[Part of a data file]
________

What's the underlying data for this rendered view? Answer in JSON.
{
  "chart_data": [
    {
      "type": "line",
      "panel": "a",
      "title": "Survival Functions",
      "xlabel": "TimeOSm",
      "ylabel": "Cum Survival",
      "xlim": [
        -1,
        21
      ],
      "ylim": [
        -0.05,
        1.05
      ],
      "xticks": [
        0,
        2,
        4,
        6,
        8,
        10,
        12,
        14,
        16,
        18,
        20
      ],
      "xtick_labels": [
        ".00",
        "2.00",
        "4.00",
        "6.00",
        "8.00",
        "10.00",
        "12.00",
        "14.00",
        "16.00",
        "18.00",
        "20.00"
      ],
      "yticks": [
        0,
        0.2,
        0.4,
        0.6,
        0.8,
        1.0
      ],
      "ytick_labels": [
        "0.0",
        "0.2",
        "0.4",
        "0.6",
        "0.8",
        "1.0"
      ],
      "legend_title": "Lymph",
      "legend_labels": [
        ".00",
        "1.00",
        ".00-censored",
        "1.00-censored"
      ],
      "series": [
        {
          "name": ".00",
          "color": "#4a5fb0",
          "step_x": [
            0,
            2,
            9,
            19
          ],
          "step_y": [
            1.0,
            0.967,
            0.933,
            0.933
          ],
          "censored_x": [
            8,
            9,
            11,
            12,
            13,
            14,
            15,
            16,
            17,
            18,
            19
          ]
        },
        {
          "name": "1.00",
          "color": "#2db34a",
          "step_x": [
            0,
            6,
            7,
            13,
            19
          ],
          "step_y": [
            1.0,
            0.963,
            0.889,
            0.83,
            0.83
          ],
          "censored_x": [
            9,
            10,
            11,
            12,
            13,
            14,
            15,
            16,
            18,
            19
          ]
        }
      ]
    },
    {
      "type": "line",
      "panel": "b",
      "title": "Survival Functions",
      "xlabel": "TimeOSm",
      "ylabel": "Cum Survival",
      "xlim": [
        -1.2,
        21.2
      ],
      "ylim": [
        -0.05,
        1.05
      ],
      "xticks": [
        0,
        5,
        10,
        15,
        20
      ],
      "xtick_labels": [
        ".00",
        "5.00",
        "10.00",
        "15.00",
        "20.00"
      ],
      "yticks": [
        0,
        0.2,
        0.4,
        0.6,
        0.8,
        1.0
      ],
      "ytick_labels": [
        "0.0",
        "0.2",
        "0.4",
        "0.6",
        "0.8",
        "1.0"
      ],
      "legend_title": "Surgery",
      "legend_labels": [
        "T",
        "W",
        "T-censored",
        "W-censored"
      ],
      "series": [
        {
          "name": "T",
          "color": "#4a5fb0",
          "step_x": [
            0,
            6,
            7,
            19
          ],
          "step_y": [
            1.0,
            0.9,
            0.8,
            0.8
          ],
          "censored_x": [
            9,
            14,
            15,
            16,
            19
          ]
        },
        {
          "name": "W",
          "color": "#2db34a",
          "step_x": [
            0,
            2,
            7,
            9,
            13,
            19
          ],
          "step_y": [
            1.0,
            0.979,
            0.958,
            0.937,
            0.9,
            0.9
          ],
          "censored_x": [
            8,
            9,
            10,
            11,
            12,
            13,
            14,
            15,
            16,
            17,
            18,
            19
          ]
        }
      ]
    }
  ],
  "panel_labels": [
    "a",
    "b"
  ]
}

________

Output all of the data above without any alteration.

What's the underlying data for this rendered view? Answer in JSON.
{
  "chart_data": [
    {
      "type": "line",
      "panel": "a",
      "title": "Survival Functions",
      "xlabel": "TimeOSm",
      "ylabel": "Cum Survival",
      "xlim": [
        -1,
        21
      ],
      "ylim": [
        -0.05,
        1.05
      ],
      "xticks": [
        0,
        2,
        4,
        6,
        8,
        10,
        12,
        14,
        16,
        18,
        20
      ],
      "xtick_labels": [
        ".00",
        "2.00",
        "4.00",
        "6.00",
        "8.00",
        "10.00",
        "12.00",
        "14.00",
        "16.00",
        "18.00",
        "20.00"
      ],
      "yticks": [
        0,
        0.2,
        0.4,
        0.6,
        0.8,
        1.0
      ],
      "ytick_labels": [
        "0.0",
        "0.2",
        "0.4",
        "0.6",
        "0.8",
        "1.0"
      ],
      "legend_title": "Lymph",
      "legend_labels": [
        ".00",
        "1.00",
        ".00-censored",
        "1.00-censored"
      ],
      "series": [
        {
          "name": ".00",
          "color": "#4a5fb0",
          "step_x": [
            0,
            2,
            9,
            19
          ],
          "step_y": [
            1.0,
            0.967,
            0.933,
            0.933
          ],
          "censored_x": [
            8,
            9,
            11,
            12,
            13,
            14,
            15,
            16,
            17,
            18,
            19
          ]
        },
        {
          "name": "1.00",
          "color": "#2db34a",
          "step_x": [
            0,
            6,
            7,
            13,
            19
          ],
          "step_y": [
            1.0,
            0.963,
            0.889,
            0.83,
            0.83
          ],
          "censored_x": [
            9,
            10,
            11,
            12,
            13,
            14,
            15,
            16,
            18,
            19
          ]
        }
      ]
    },
    {
      "type": "line",
      "panel": "b",
      "title": "Survival Functions",
      "xlabel": "TimeOSm",
      "ylabel": "Cum Survival",
      "xlim": [
        -1.2,
        21.2
      ],
      "ylim": [
        -0.05,
        1.05
      ],
      "xticks": [
        0,
        5,
        10,
        15,
        20
      ],
      "xtick_labels": [
        ".00",
        "5.00",
        "10.00",
        "15.00",
        "20.00"
      ],
      "yticks": [
        0,
        0.2,
        0.4,
        0.6,
        0.8,
        1.0
      ],
      "ytick_labels": [
        "0.0",
        "0.2",
        "0.4",
        "0.6",
        "0.8",
        "1.0"
      ],
      "legend_title": "Surgery",
      "legend_labels": [
        "T",
        "W",
        "T-censored",
        "W-censored"
      ],
      "series": [
        {
          "name": "T",
          "color": "#4a5fb0",
          "step_x": [
            0,
            6,
            7,
            19
          ],
          "step_y": [
            1.0,
            0.9,
            0.8,
            0.8
          ],
          "censored_x": [
            9,
            14,
            15,
            16,
            19
          ]
        },
        {
          "name": "W",
          "color": "#2db34a",
          "step_x": [
            0,
            2,
            7,
            9,
            13,
            19
          ],
          "step_y": [
            1.0,
            0.979,
            0.958,
            0.937,
            0.9,
            0.9
          ],
          "censored_x": [
            8,
            9,
            10,
            11,
            12,
            13,
            14,
            15,
            16,
            17,
            18,
            19
          ]
        }
      ]
    }
  ],
  "panel_labels": [
    "a",
    "b"
  ]
}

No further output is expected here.